• Your objective: Select and reproduce each line of the listing below that bears the string "midlertidigt".

[Stored data]
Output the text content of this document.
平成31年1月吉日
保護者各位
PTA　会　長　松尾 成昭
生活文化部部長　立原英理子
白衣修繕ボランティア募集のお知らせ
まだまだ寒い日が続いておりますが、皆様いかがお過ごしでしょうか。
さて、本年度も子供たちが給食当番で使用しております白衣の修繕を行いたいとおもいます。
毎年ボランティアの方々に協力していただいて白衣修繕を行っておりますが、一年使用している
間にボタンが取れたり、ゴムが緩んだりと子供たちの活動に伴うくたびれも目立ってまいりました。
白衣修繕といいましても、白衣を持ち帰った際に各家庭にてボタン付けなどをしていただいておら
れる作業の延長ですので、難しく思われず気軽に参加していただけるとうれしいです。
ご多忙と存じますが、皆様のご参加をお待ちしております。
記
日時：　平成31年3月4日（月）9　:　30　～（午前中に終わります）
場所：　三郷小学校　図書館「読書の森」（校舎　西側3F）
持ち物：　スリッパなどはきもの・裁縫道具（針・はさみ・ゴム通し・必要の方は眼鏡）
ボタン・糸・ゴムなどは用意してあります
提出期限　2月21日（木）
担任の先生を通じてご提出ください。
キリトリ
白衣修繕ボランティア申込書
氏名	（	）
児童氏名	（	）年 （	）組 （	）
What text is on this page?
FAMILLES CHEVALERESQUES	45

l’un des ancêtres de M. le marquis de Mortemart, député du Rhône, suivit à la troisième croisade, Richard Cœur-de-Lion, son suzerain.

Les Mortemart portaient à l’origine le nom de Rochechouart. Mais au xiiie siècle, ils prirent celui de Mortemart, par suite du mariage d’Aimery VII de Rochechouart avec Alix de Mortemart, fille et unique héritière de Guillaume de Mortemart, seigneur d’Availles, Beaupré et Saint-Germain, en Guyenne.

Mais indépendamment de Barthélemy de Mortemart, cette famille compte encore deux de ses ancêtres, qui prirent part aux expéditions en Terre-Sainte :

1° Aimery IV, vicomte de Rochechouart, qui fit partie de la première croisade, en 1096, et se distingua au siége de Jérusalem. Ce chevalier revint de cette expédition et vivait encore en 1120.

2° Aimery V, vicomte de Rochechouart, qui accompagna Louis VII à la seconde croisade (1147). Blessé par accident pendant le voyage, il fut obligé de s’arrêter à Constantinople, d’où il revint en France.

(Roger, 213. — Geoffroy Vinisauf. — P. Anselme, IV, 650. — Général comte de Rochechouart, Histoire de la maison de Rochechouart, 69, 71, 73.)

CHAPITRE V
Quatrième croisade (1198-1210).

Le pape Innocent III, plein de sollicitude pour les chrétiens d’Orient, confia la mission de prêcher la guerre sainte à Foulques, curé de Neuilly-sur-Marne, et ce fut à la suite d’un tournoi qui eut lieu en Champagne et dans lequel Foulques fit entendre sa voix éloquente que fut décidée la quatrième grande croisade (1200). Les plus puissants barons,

---

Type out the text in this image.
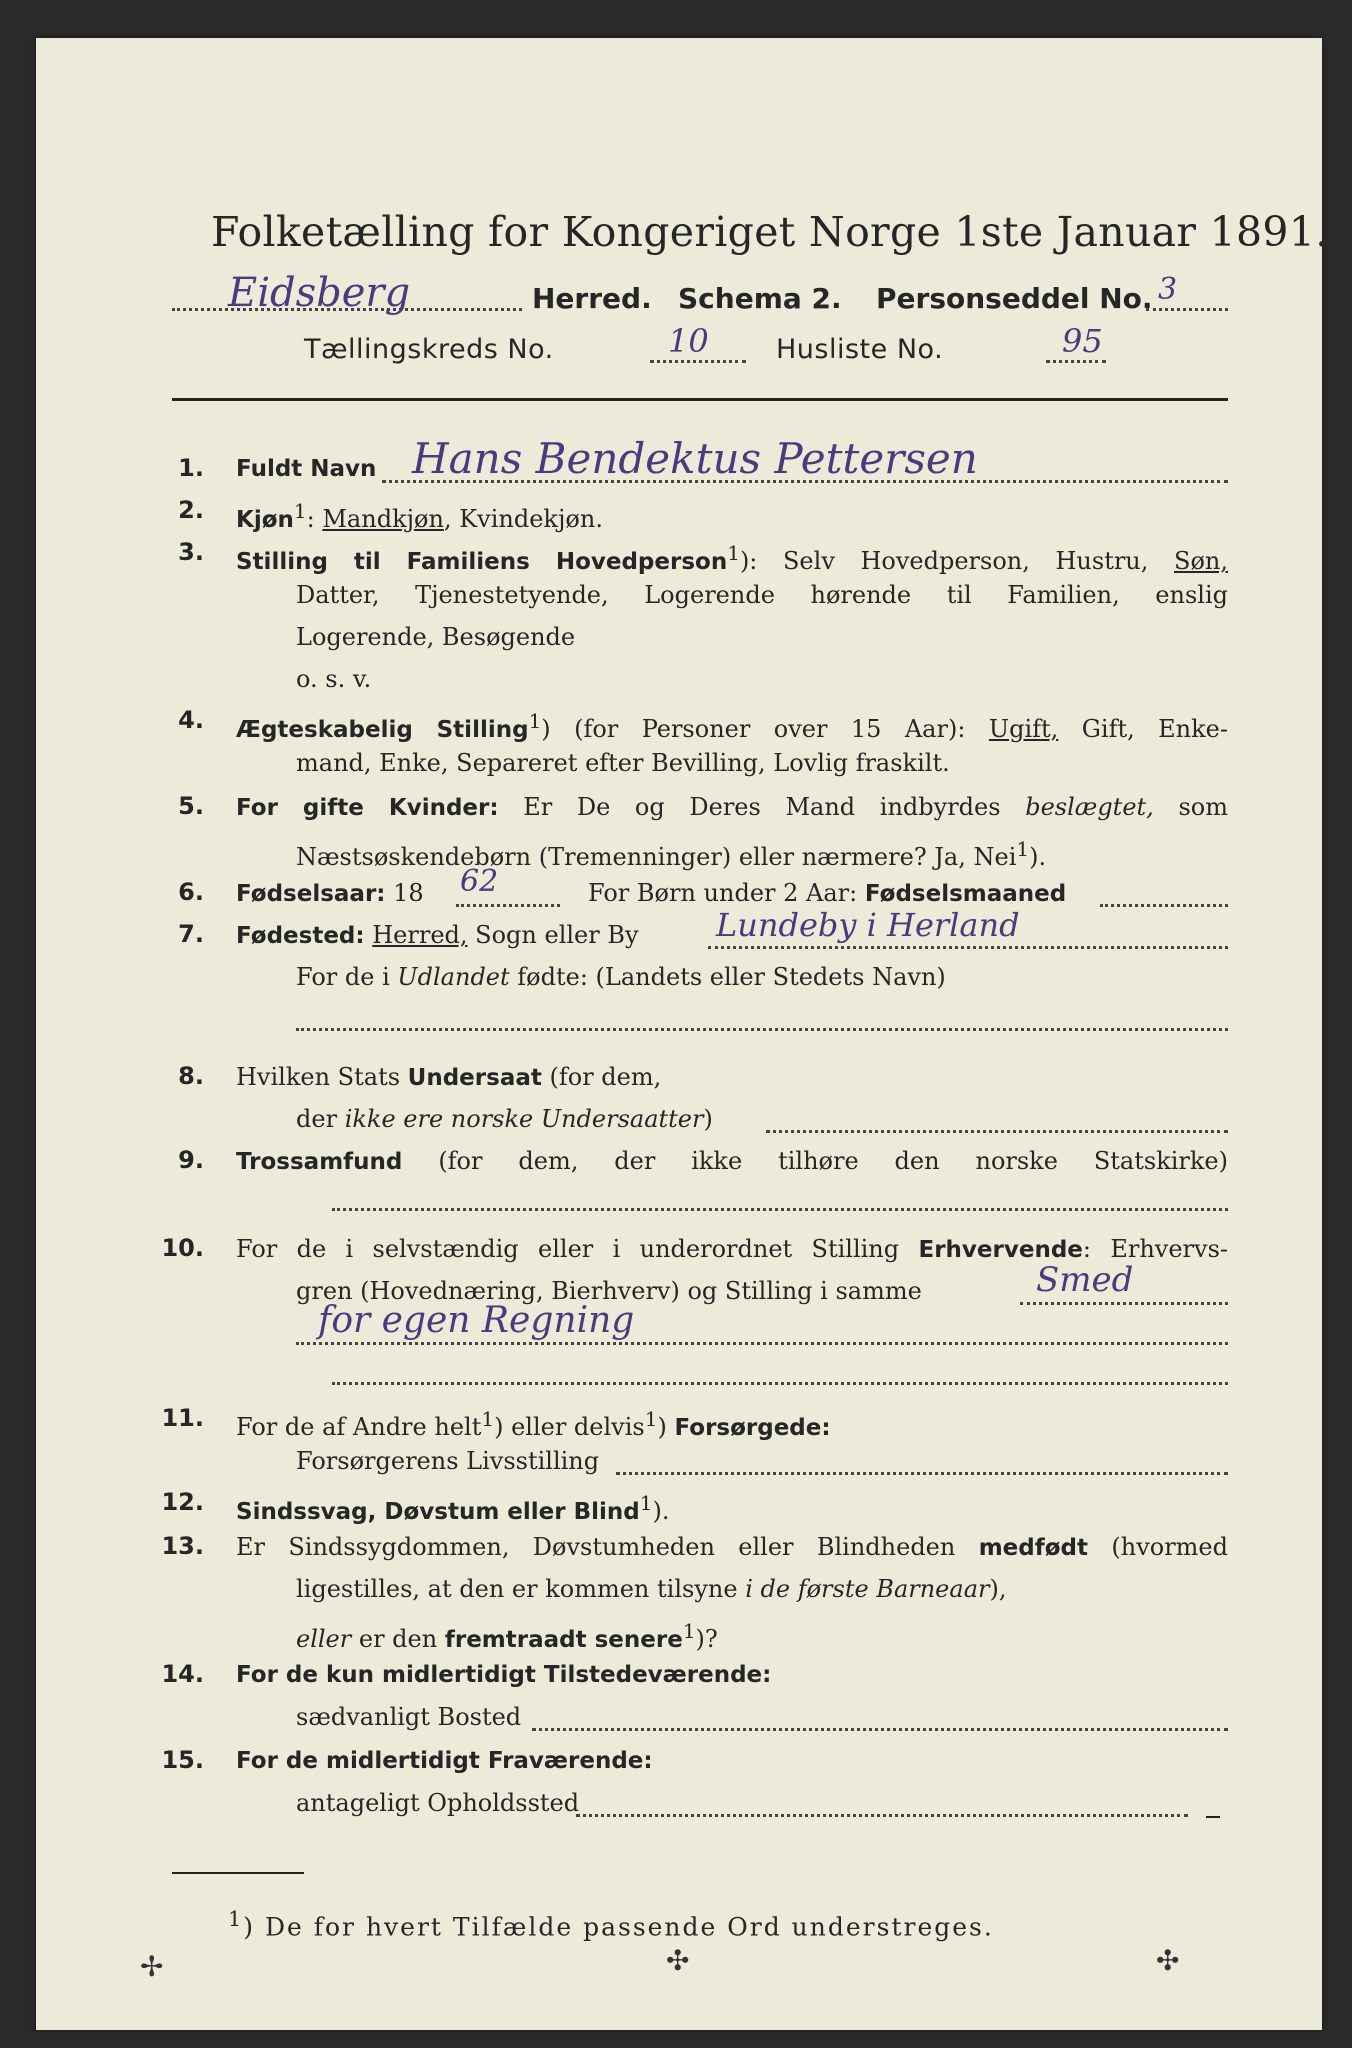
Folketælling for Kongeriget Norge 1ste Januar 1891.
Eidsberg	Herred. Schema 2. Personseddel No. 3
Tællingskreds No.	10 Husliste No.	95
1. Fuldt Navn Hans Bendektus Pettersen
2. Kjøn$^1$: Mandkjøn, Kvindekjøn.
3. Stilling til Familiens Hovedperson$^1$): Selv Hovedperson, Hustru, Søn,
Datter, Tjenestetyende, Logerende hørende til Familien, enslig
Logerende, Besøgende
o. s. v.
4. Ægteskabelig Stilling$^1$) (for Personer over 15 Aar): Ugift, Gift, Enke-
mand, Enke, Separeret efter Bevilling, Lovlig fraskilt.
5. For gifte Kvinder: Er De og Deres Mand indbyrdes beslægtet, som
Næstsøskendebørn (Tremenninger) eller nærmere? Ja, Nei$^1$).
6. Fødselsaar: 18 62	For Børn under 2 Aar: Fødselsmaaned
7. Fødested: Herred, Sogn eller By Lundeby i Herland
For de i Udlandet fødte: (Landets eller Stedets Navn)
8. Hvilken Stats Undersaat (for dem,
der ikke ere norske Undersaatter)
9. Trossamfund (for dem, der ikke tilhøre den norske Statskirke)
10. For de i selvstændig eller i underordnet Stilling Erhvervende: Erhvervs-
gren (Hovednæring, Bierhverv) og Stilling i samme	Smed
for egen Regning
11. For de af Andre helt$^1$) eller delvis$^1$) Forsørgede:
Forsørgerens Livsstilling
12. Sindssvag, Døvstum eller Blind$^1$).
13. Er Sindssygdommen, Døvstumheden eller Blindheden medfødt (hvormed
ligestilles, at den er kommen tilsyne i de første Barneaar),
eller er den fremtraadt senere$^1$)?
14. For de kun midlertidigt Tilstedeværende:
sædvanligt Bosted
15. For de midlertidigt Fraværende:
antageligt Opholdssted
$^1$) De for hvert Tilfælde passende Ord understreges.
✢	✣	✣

• Exercise output:
14. For de kun midlertidigt Tilstedeværende:
15. For de midlertidigt Fraværende:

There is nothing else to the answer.